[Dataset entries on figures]
________________________________________

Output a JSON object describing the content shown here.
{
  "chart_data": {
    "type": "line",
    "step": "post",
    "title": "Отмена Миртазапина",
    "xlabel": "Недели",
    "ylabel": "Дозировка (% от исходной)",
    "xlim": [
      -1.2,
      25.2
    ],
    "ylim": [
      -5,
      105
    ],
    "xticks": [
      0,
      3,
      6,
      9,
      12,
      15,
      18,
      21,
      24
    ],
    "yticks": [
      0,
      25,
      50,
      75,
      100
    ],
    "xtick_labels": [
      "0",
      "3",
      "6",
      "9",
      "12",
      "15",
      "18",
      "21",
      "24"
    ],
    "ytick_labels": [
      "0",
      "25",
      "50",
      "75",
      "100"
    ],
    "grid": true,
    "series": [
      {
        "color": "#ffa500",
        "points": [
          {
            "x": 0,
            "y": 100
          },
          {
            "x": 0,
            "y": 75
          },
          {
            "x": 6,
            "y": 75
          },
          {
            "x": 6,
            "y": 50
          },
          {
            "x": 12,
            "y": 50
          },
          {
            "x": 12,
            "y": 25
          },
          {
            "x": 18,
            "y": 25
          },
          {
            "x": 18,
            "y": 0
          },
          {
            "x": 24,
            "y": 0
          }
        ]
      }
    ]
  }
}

________________________________________

> [Exercise directions]
Repeat each record exactly. Omit nothing.

> [Answer to the exercise]
Output a JSON object describing the content shown here.
{
  "chart_data": {
    "type": "line",
    "step": "post",
    "title": "Отмена Миртазапина",
    "xlabel": "Недели",
    "ylabel": "Дозировка (% от исходной)",
    "xlim": [
      -1.2,
      25.2
    ],
    "ylim": [
      -5,
      105
    ],
    "xticks": [
      0,
      3,
      6,
      9,
      12,
      15,
      18,
      21,
      24
    ],
    "yticks": [
      0,
      25,
      50,
      75,
      100
    ],
    "xtick_labels": [
      "0",
      "3",
      "6",
      "9",
      "12",
      "15",
      "18",
      "21",
      "24"
    ],
    "ytick_labels": [
      "0",
      "25",
      "50",
      "75",
      "100"
    ],
    "grid": true,
    "series": [
      {
        "color": "#ffa500",
        "points": [
          {
            "x": 0,
            "y": 100
          },
          {
            "x": 0,
            "y": 75
          },
          {
            "x": 6,
            "y": 75
          },
          {
            "x": 6,
            "y": 50
          },
          {
            "x": 12,
            "y": 50
          },
          {
            "x": 12,
            "y": 25
          },
          {
            "x": 18,
            "y": 25
          },
          {
            "x": 18,
            "y": 0
          },
          {
            "x": 24,
            "y": 0
          }
        ]
      }
    ]
  }
}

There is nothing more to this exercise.